WHAT YOU WILL DO: Pick every line with "document" from the material below.

INFORMATION GIVEN:
## start

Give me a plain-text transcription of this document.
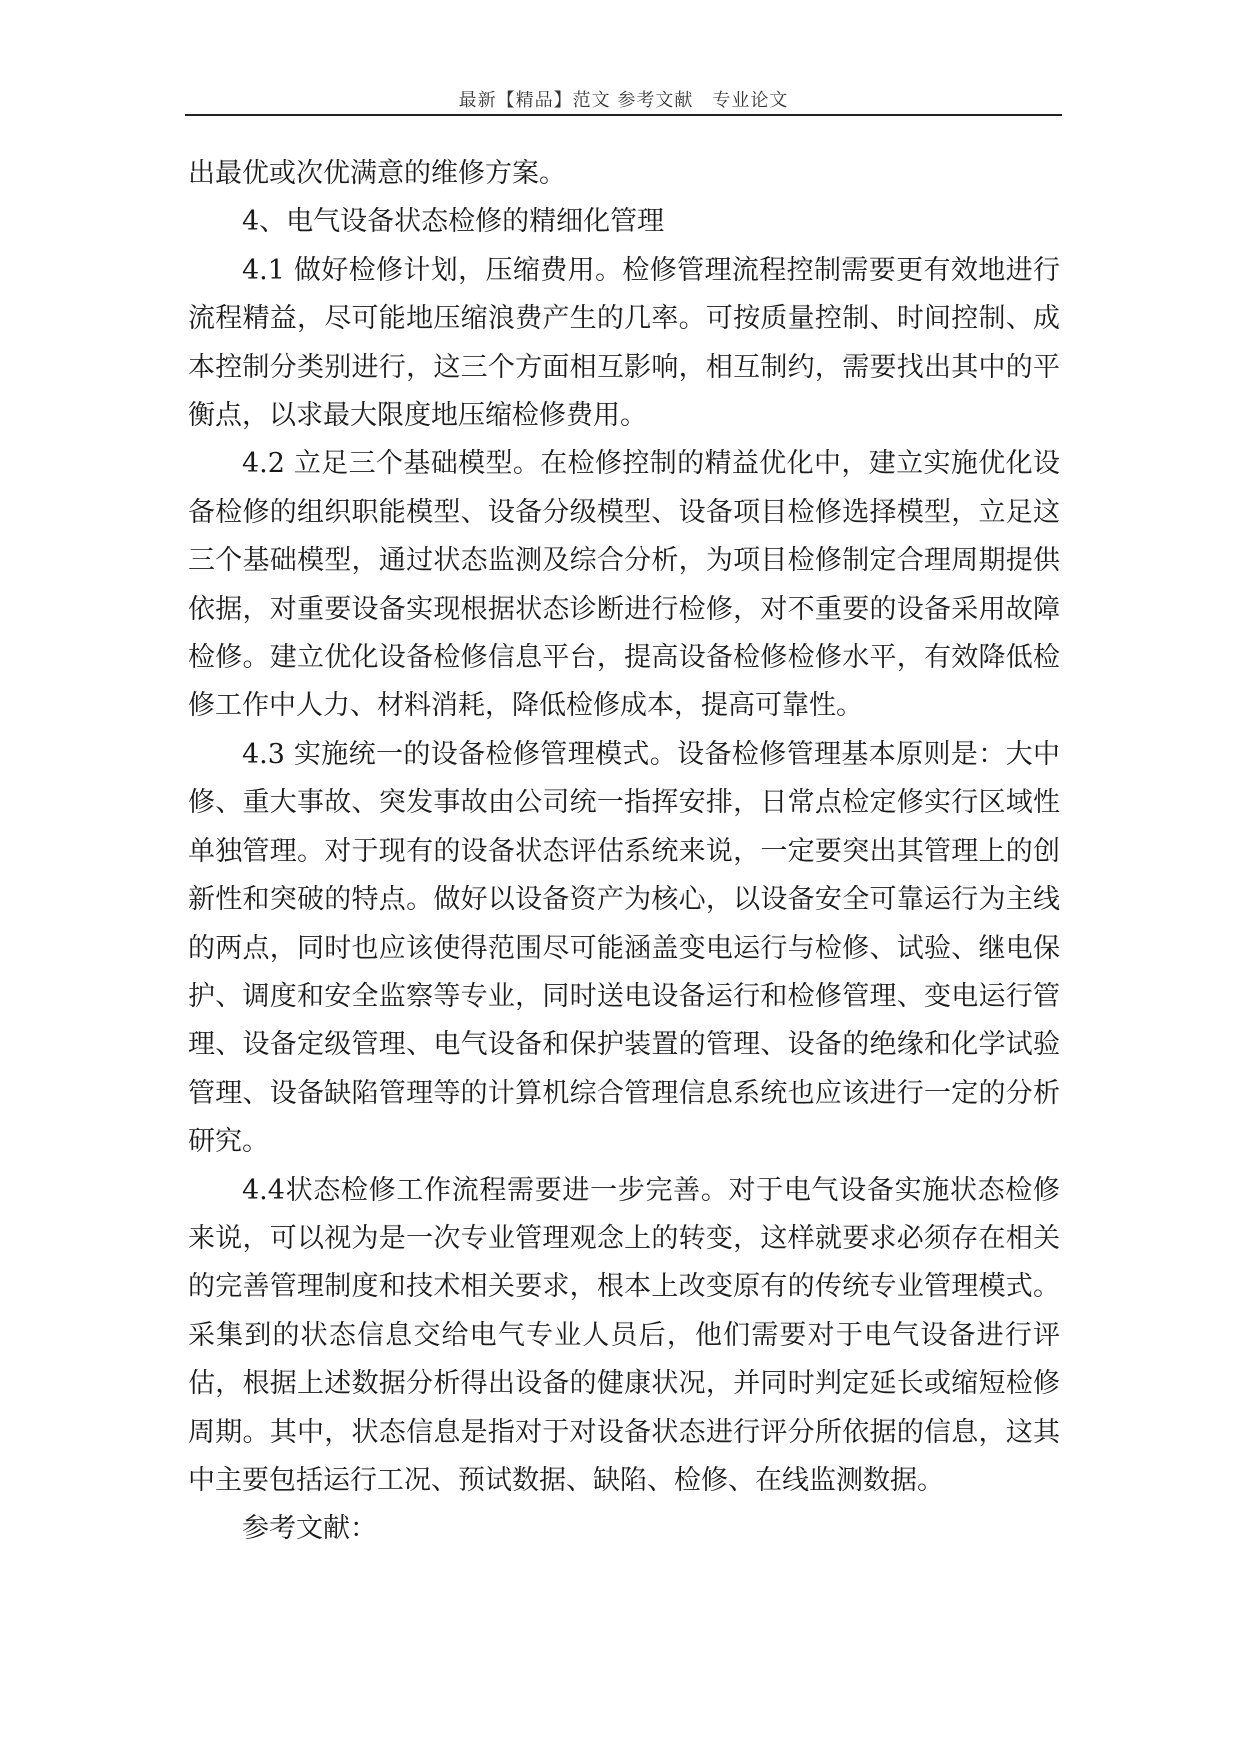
最新【精品】范文 参考文献　专业论文

出最优或次优满意的维修方案。

4、电气设备状态检修的精细化管理

4.1 做好检修计划，压缩费用。检修管理流程控制需要更有效地进行流程精益，尽可能地压缩浪费产生的几率。可按质量控制、时间控制、成本控制分类别进行，这三个方面相互影响，相互制约，需要找出其中的平衡点，以求最大限度地压缩检修费用。

4.2 立足三个基础模型。在检修控制的精益优化中，建立实施优化设备检修的组织职能模型、设备分级模型、设备项目检修选择模型，立足这三个基础模型，通过状态监测及综合分析，为项目检修制定合理周期提供依据，对重要设备实现根据状态诊断进行检修，对不重要的设备采用故障检修。建立优化设备检修信息平台，提高设备检修检修水平，有效降低检修工作中人力、材料消耗，降低检修成本，提高可靠性。

4.3 实施统一的设备检修管理模式。设备检修管理基本原则是：大中修、重大事故、突发事故由公司统一指挥安排，日常点检定修实行区域性单独管理。对于现有的设备状态评估系统来说，一定要突出其管理上的创新性和突破的特点。做好以设备资产为核心，以设备安全可靠运行为主线的两点，同时也应该使得范围尽可能涵盖变电运行与检修、试验、继电保护、调度和安全监察等专业，同时送电设备运行和检修管理、变电运行管理、设备定级管理、电气设备和保护装置的管理、设备的绝缘和化学试验管理、设备缺陷管理等的计算机综合管理信息系统也应该进行一定的分析研究。

4.4状态检修工作流程需要进一步完善。对于电气设备实施状态检修来说，可以视为是一次专业管理观念上的转变，这样就要求必须存在相关的完善管理制度和技术相关要求，根本上改变原有的传统专业管理模式。采集到的状态信息交给电气专业人员后，他们需要对于电气设备进行评估，根据上述数据分析得出设备的健康状况，并同时判定延长或缩短检修周期。其中，状态信息是指对于对设备状态进行评分所依据的信息，这其中主要包括运行工况、预试数据、缺陷、检修、在线监测数据。

参考文献：
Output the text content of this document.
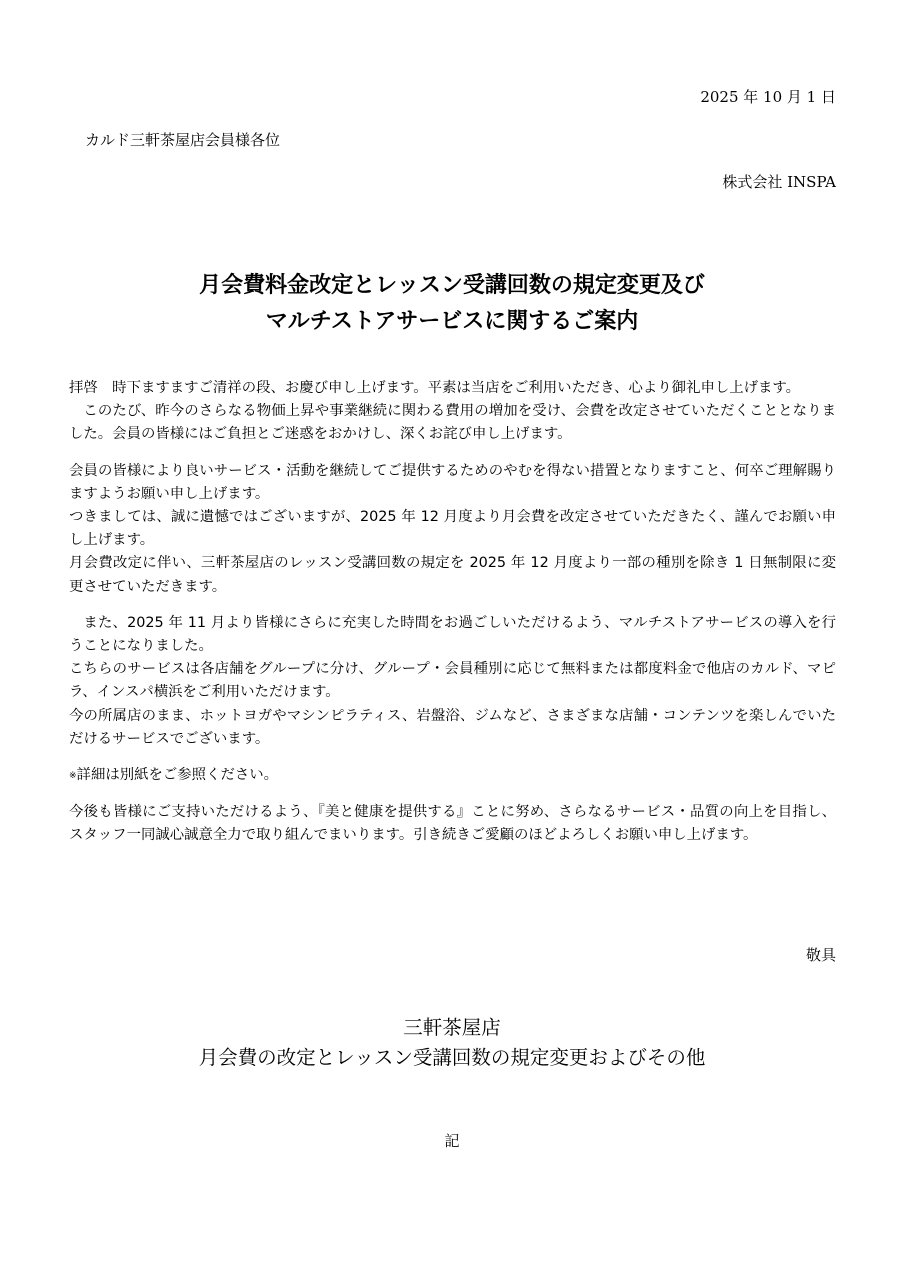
2025 年 10 月 1 日
カルド三軒茶屋店会員様各位
株式会社 INSPA
月会費料金改定とレッスン受講回数の規定変更及び
マルチストアサービスに関するご案内

拝啓　時下ますますご清祥の段、お慶び申し上げます。平素は当店をご利用いただき、心より御礼申し上げます。

このたび、昨今のさらなる物価上昇や事業継続に関わる費用の増加を受け、会費を改定させていただくこととなりました。会員の皆様にはご負担とご迷惑をおかけし、深くお詫び申し上げます。

会員の皆様により良いサービス・活動を継続してご提供するためのやむを得ない措置となりますこと、何卒ご理解賜りますようお願い申し上げます。

つきましては、誠に遺憾ではございますが、2025 年 12 月度より月会費を改定させていただきたく、謹んでお願い申し上げます。

月会費改定に伴い、三軒茶屋店のレッスン受講回数の規定を 2025 年 12 月度より一部の種別を除き 1 日無制限に変更させていただきます。

また、2025 年 11 月より皆様にさらに充実した時間をお過ごしいただけるよう、マルチストアサービスの導入を行うことになりました。

こちらのサービスは各店舗をグループに分け、グループ・会員種別に応じて無料または都度料金で他店のカルド、マピラ、インスパ横浜をご利用いただけます。

今の所属店のまま、ホットヨガやマシンピラティス、岩盤浴、ジムなど、さまざまな店舗・コンテンツを楽しんでいただけるサービスでございます。

※詳細は別紙をご参照ください。

今後も皆様にご支持いただけるよう、『美と健康を提供する』ことに努め、さらなるサービス・品質の向上を目指し、スタッフ一同誠心誠意全力で取り組んでまいります。引き続きご愛顧のほどよろしくお願い申し上げます。

敬具
三軒茶屋店
月会費の改定とレッスン受講回数の規定変更およびその他
記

## end

FULL ANSWER:
Give me a plain-text transcription of this document.
Output the text content of this document.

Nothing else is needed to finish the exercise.